====== Input data ======
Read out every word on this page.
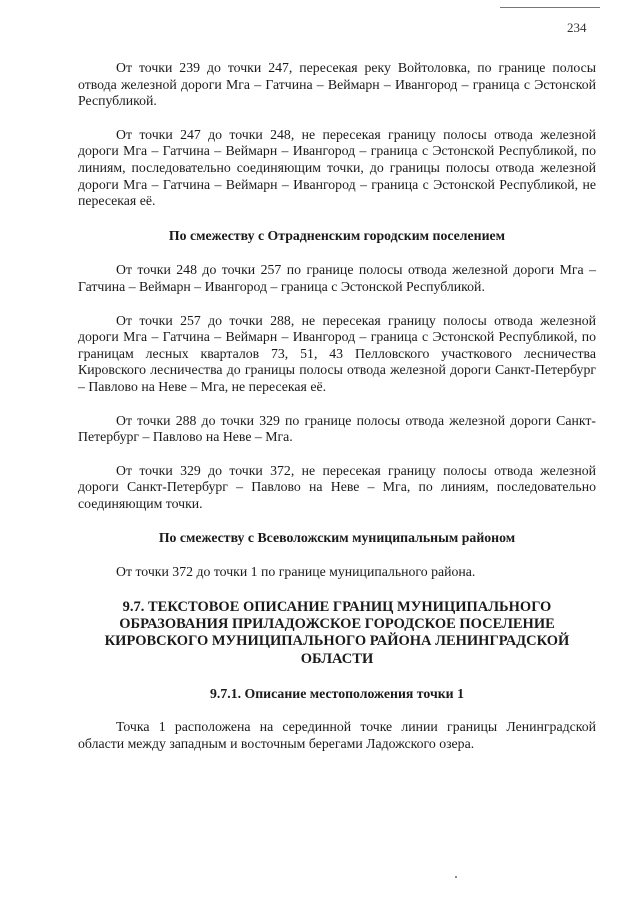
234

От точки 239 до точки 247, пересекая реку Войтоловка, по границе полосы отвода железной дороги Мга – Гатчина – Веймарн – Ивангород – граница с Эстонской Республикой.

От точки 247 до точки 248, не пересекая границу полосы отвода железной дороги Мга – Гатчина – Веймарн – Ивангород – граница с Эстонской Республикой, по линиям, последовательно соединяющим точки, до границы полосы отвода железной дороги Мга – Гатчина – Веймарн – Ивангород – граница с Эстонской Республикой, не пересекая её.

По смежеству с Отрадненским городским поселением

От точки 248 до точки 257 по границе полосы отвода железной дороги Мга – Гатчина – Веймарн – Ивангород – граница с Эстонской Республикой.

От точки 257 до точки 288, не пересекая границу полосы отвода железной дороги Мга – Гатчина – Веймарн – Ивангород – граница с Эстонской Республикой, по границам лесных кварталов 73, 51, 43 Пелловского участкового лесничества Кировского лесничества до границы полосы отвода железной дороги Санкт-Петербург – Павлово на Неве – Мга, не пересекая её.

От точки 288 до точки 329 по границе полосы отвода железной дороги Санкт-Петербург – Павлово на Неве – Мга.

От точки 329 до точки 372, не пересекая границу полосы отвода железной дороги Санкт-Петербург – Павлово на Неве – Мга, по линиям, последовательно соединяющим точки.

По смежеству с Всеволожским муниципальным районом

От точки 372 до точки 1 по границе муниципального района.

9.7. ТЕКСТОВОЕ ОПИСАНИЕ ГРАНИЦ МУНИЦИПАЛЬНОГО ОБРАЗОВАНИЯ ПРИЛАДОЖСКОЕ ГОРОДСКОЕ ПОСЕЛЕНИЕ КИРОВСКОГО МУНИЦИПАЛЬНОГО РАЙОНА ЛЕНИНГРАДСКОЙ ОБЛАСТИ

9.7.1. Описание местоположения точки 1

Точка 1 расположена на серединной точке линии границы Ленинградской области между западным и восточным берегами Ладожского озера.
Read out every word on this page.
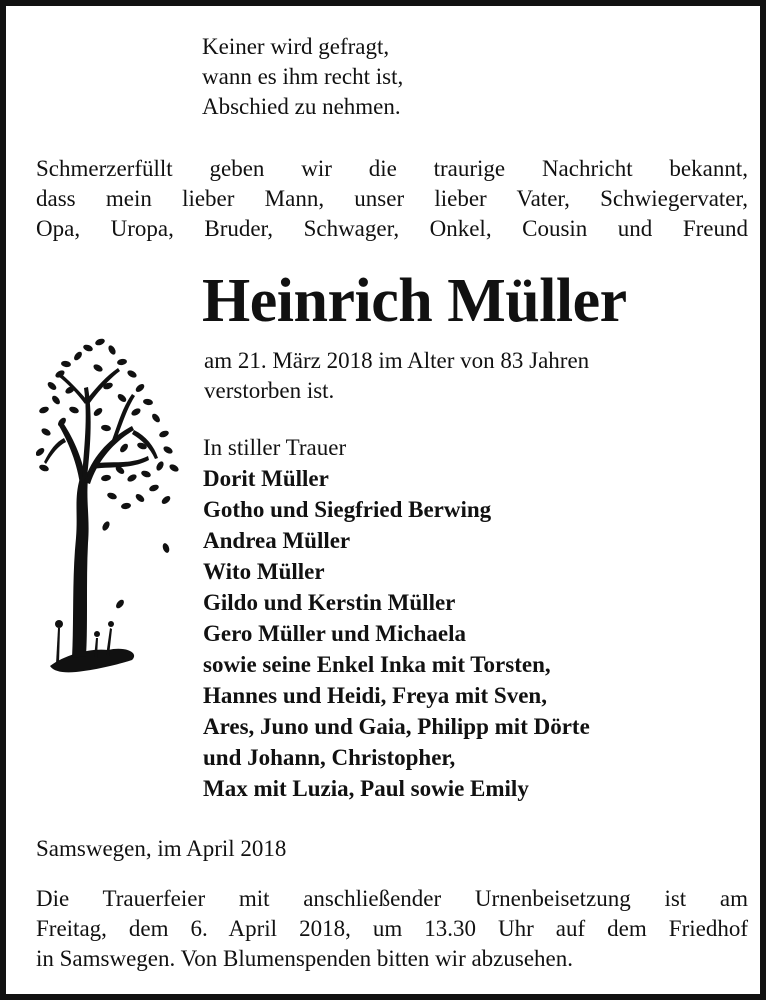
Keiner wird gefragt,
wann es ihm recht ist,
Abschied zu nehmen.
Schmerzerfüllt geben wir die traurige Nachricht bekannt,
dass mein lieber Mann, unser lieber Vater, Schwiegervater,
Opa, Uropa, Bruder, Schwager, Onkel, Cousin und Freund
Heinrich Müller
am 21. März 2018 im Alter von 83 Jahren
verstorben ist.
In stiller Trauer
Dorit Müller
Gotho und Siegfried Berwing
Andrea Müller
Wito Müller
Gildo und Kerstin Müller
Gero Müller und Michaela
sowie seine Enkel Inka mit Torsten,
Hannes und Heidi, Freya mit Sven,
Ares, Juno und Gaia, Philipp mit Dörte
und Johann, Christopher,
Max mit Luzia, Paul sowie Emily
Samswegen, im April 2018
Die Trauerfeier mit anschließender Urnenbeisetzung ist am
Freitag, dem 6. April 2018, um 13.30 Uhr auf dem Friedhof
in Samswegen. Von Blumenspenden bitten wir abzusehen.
======
====== Input data ======
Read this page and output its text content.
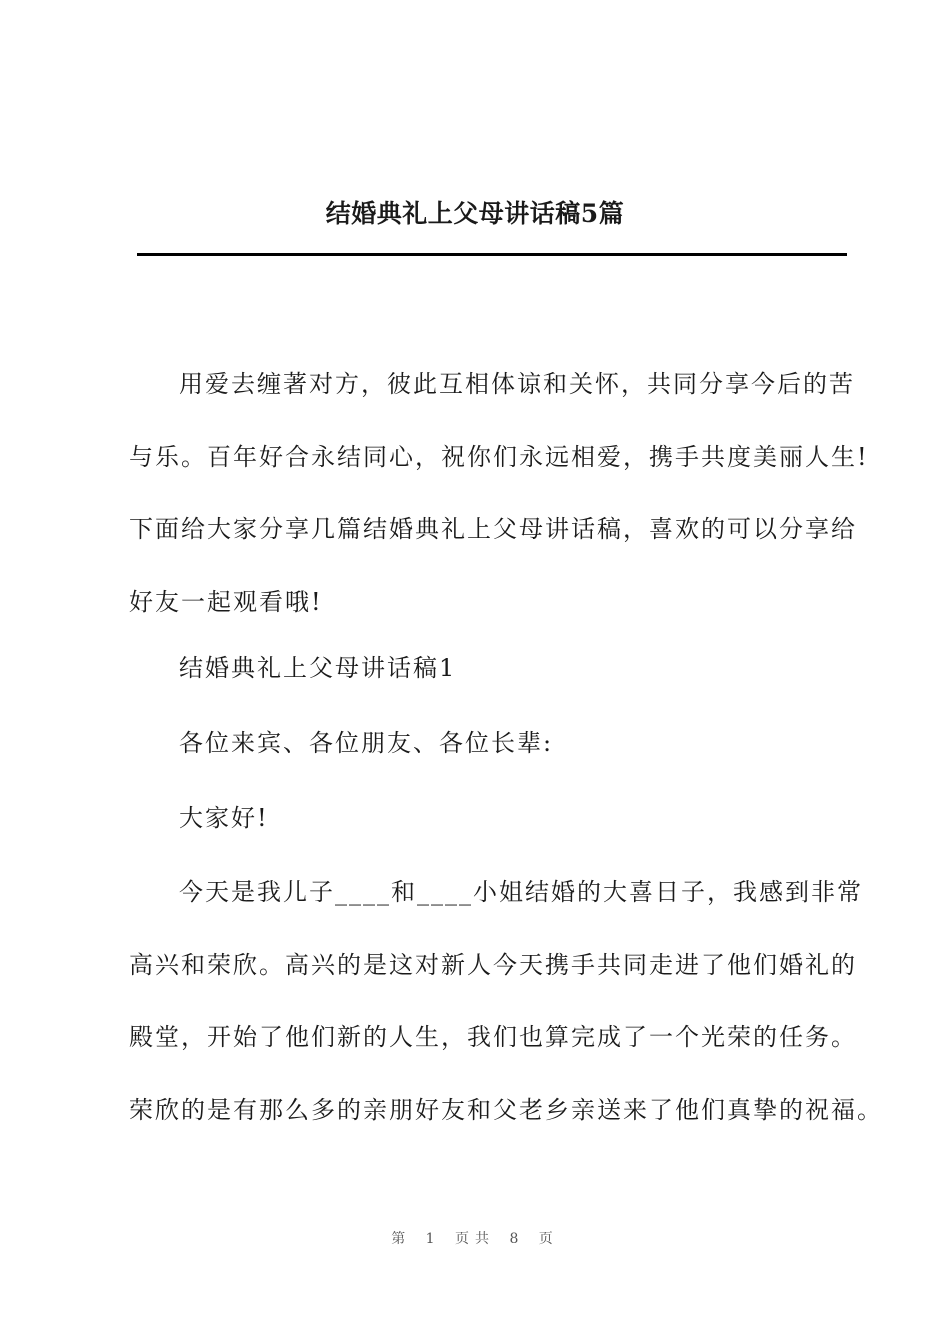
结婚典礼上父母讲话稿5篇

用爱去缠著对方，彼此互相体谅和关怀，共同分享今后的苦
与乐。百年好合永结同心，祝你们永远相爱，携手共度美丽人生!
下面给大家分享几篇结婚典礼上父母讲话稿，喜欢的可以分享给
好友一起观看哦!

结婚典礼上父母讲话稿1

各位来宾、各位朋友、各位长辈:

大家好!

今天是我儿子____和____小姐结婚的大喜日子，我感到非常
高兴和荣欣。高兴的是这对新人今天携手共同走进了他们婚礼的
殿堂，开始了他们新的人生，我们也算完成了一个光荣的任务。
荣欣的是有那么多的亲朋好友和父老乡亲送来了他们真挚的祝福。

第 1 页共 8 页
======
====== Input data ======
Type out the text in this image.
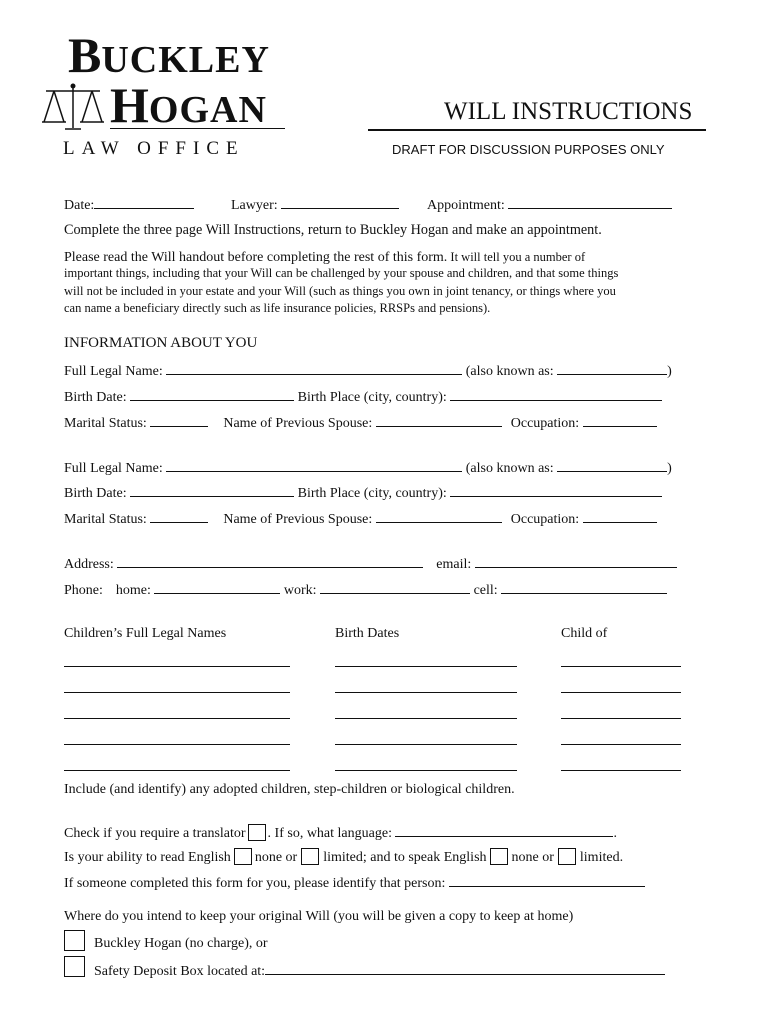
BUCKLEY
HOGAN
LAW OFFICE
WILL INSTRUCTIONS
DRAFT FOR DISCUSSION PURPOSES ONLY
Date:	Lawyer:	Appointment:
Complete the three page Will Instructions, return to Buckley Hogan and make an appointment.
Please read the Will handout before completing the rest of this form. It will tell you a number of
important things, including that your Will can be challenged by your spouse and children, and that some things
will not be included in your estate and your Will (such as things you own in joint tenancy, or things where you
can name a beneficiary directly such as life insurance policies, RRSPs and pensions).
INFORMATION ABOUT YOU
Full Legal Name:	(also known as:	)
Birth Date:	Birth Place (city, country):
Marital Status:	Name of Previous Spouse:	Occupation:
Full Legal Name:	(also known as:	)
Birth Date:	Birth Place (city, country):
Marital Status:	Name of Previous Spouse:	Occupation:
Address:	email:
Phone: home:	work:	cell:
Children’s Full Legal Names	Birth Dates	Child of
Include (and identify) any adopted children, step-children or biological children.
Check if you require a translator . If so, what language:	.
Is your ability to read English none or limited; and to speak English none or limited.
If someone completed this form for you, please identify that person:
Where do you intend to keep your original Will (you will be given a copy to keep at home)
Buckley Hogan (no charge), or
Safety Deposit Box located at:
======
* What is being asked
Copy out every line in the listing where the word "границы" appears.

* The answer
От точки 247 до точки 248, не пересекая границу полосы отвода железной дороги Мга – Гатчина – Веймарн – Ивангород – граница с Эстонской Республикой, по линиям, последовательно соединяющим точки, до границы полосы отвода железной дороги Мга – Гатчина – Веймарн – Ивангород – граница с Эстонской Республикой, не пересекая её.
От точки 257 до точки 288, не пересекая границу полосы отвода железной дороги Мга – Гатчина – Веймарн – Ивангород – граница с Эстонской Республикой, по границам лесных кварталов 73, 51, 43 Пелловского участкового лесничества Кировского лесничества до границы полосы отвода железной дороги Санкт-Петербург – Павлово на Неве – Мга, не пересекая её.
Точка 1 расположена на серединной точке линии границы Ленинградской области между западным и восточным берегами Ладожского озера.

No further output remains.